| WHAT THE TASK ASKS |
Pick out the lines below that include the string "depth".

| SOURCE MATERIAL |
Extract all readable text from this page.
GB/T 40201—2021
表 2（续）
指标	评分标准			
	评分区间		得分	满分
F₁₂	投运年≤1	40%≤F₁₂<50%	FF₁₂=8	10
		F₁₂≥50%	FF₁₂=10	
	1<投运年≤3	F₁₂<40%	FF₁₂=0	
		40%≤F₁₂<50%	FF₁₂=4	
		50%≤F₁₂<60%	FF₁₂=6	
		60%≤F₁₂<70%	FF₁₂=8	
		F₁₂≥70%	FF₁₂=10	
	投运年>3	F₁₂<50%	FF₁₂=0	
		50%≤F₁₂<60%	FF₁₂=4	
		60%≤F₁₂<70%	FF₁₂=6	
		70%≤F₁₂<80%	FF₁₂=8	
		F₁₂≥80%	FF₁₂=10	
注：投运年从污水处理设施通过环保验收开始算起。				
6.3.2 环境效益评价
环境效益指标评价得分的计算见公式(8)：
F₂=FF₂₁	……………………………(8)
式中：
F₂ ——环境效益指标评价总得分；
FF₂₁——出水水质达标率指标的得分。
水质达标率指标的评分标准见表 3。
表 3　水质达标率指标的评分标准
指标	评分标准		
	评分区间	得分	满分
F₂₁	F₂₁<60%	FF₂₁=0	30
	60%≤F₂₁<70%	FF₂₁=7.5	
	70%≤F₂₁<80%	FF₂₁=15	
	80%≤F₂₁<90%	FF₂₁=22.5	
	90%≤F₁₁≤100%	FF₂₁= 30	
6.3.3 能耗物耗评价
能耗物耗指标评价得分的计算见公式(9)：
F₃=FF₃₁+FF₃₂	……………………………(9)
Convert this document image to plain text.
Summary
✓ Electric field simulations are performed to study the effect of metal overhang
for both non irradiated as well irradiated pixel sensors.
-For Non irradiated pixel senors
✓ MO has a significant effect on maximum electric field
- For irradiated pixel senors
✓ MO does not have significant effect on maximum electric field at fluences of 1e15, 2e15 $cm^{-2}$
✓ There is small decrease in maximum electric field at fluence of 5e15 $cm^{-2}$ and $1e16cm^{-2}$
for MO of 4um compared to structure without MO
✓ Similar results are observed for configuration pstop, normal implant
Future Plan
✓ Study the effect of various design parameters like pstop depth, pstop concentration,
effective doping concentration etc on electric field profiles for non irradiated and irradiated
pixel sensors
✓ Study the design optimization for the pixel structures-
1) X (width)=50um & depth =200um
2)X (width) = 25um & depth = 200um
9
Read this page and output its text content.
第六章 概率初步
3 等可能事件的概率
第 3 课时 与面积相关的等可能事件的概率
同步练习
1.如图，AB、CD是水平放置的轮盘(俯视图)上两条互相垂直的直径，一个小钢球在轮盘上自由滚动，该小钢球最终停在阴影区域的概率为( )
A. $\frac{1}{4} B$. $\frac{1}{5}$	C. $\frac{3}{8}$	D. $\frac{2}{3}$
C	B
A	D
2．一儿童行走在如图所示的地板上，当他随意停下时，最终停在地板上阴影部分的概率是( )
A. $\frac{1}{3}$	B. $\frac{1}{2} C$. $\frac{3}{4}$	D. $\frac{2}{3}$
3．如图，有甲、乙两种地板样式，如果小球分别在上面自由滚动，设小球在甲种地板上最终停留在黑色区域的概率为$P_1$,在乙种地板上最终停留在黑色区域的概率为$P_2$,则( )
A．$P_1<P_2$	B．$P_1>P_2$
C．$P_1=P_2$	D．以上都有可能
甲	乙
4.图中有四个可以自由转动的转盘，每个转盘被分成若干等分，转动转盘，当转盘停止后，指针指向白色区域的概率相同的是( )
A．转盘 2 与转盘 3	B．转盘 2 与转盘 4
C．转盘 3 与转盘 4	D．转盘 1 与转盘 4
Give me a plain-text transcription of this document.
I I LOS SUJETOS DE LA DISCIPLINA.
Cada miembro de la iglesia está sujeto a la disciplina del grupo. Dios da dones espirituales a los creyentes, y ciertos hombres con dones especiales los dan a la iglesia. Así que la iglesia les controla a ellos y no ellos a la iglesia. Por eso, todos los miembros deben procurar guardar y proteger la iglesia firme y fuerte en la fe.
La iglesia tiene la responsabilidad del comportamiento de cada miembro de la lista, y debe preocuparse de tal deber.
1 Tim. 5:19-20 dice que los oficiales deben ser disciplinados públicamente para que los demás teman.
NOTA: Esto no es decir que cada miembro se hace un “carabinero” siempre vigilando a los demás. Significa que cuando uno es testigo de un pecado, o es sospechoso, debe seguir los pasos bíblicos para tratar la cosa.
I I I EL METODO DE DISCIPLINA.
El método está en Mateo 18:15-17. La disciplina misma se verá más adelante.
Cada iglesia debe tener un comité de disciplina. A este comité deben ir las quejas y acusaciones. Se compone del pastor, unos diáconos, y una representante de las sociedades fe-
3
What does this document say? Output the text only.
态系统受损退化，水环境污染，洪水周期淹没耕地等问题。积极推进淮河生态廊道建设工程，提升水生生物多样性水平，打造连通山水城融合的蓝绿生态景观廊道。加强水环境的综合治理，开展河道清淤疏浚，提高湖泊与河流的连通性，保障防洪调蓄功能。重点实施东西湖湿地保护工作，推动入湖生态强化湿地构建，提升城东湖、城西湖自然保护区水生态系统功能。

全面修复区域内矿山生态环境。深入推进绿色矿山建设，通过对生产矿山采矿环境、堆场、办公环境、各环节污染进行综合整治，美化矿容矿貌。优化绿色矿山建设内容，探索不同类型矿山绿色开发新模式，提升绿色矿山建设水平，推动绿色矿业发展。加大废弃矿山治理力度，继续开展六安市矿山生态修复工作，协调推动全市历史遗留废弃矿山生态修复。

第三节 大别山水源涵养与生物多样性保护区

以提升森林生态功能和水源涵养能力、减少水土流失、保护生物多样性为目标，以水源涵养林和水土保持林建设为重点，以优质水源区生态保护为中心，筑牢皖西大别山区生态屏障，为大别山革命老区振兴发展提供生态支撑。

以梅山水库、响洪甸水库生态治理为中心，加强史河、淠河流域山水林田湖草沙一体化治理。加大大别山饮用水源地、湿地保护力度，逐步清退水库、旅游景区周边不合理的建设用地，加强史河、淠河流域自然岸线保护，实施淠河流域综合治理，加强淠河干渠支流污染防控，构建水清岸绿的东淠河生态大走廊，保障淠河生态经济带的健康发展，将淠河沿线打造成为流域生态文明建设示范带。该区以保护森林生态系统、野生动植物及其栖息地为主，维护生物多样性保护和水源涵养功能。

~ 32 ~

| EXERCISE RESULT |
✓ Study the effect of various design parameters like pstop depth, pstop concentration,
1) X (width)=50um & depth =200um
2)X (width) = 25um & depth = 200um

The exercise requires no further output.